Records provided ▸

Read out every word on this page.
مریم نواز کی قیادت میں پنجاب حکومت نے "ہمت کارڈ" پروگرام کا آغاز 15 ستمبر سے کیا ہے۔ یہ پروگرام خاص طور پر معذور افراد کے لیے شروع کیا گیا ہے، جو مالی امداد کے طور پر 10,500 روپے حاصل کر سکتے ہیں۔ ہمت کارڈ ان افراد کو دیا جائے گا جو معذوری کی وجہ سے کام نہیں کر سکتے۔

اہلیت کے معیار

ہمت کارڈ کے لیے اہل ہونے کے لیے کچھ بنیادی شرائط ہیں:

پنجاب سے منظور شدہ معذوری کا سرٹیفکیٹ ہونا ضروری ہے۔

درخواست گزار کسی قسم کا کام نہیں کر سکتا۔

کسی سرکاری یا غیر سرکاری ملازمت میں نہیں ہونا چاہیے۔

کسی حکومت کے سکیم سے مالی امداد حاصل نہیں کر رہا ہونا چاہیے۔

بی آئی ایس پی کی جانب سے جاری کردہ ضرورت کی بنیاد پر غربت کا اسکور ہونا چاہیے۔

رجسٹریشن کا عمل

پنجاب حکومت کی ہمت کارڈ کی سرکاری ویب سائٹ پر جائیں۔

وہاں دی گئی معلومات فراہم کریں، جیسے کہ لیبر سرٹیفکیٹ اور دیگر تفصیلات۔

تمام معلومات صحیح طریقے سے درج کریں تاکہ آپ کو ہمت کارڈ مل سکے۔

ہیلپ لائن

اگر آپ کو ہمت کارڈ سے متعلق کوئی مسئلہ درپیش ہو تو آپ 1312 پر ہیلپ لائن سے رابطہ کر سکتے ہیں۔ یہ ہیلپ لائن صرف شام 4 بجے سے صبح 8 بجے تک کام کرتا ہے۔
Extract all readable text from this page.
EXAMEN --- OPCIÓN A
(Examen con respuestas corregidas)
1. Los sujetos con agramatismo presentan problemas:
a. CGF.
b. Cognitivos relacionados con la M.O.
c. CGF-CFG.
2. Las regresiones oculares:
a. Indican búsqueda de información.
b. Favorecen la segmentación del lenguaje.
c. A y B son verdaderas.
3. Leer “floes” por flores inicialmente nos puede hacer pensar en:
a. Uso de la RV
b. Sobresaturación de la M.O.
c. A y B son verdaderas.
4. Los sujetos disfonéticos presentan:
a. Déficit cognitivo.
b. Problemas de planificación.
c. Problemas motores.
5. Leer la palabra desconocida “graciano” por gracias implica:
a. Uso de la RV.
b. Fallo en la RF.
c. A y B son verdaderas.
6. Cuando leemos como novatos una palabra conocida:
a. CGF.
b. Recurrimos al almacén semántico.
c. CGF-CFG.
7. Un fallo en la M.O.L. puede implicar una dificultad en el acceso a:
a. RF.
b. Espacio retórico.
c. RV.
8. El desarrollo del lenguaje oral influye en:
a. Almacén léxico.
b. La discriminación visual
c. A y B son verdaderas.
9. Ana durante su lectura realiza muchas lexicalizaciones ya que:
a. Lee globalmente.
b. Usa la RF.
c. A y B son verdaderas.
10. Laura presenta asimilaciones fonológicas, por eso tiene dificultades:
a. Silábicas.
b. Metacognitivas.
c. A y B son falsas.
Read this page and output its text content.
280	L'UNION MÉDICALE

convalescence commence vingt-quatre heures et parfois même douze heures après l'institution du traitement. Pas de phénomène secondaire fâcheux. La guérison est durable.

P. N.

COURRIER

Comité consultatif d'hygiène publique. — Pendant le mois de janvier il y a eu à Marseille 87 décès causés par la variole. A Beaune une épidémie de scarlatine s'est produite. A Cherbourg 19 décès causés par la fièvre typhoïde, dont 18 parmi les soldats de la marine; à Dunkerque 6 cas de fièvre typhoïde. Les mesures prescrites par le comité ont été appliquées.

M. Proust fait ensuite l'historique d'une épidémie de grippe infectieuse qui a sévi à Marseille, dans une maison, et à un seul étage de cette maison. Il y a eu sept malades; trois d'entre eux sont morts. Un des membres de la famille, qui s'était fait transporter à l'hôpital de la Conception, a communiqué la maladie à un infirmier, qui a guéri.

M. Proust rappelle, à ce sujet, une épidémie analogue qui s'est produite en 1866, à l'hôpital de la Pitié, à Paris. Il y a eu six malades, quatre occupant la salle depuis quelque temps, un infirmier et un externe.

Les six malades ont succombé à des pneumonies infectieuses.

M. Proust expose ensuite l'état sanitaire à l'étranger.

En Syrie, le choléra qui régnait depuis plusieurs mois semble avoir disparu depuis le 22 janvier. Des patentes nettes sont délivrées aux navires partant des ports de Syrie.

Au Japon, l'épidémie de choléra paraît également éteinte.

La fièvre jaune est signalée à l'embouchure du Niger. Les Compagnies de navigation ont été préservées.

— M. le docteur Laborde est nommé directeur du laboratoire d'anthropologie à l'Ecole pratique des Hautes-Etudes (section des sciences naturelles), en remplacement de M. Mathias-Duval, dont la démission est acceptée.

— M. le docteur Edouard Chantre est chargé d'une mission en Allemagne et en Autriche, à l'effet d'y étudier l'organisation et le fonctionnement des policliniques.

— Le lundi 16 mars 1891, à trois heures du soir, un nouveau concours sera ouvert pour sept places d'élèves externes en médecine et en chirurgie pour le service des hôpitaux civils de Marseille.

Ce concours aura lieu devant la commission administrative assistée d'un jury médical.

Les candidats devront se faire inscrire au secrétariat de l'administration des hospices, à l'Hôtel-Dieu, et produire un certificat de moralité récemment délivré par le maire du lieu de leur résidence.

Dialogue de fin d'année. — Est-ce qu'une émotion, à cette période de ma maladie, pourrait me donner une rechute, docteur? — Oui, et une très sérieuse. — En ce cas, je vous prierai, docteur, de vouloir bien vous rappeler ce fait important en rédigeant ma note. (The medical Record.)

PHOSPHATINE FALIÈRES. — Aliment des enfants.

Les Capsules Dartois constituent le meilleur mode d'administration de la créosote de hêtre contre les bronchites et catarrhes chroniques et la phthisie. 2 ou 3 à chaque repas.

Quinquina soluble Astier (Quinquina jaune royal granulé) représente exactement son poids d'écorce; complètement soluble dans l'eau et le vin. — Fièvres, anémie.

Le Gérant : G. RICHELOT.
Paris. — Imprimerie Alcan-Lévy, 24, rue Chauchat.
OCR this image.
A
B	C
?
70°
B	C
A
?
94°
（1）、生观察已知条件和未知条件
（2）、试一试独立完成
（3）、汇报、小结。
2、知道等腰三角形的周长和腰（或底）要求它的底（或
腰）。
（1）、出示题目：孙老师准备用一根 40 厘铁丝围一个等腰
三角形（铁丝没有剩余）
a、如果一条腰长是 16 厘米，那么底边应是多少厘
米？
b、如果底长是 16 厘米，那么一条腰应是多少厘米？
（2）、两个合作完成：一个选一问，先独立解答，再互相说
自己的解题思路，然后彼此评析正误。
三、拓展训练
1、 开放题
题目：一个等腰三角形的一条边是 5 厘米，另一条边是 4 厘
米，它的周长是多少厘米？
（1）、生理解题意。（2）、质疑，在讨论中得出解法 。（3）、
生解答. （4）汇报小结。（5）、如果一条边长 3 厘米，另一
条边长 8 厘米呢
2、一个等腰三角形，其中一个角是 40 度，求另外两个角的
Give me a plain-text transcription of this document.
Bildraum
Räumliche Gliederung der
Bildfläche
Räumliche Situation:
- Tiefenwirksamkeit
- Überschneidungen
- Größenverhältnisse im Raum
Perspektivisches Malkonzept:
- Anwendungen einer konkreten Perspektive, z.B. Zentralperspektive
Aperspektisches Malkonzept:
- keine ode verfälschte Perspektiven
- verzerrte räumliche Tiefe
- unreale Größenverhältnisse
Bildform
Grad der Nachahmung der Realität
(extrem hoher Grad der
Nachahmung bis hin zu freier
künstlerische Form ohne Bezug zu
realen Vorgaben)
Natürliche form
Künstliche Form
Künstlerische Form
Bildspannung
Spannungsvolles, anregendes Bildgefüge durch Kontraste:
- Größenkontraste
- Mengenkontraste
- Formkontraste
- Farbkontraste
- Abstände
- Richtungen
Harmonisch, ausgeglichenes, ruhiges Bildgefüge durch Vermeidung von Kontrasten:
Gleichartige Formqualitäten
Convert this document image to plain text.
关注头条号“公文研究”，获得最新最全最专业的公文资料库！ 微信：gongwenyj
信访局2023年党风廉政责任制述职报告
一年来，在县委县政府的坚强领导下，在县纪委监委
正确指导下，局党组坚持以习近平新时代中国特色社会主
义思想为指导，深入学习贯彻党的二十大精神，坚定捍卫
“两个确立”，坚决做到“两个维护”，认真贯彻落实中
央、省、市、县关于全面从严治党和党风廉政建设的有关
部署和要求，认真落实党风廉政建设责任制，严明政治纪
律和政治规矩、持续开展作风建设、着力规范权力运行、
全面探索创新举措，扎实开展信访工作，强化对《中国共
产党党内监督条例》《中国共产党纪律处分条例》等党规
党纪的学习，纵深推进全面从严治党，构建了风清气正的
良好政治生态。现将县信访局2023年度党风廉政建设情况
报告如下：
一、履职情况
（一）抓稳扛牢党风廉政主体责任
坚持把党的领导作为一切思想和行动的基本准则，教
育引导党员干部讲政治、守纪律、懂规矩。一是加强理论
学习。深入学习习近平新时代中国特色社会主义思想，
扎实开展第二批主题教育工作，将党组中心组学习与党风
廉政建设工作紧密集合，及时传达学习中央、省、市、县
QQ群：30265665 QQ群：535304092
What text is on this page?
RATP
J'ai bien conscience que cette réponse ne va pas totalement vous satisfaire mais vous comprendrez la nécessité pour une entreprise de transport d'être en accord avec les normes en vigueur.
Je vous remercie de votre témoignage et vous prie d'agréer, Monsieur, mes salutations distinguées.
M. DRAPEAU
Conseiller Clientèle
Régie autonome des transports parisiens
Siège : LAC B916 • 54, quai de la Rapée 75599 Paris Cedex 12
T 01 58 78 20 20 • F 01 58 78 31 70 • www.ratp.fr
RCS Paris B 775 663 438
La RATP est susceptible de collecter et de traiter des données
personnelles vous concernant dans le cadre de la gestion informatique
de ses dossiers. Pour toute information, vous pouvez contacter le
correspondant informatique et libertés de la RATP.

To do ▸
Identify and extract each line of the listing that contains "text".

Result of this task ▸
Extract all readable text from this page.
Read this page and output its text content.
Give me a plain-text transcription of this document.
Convert this document image to plain text.
What text is on this page?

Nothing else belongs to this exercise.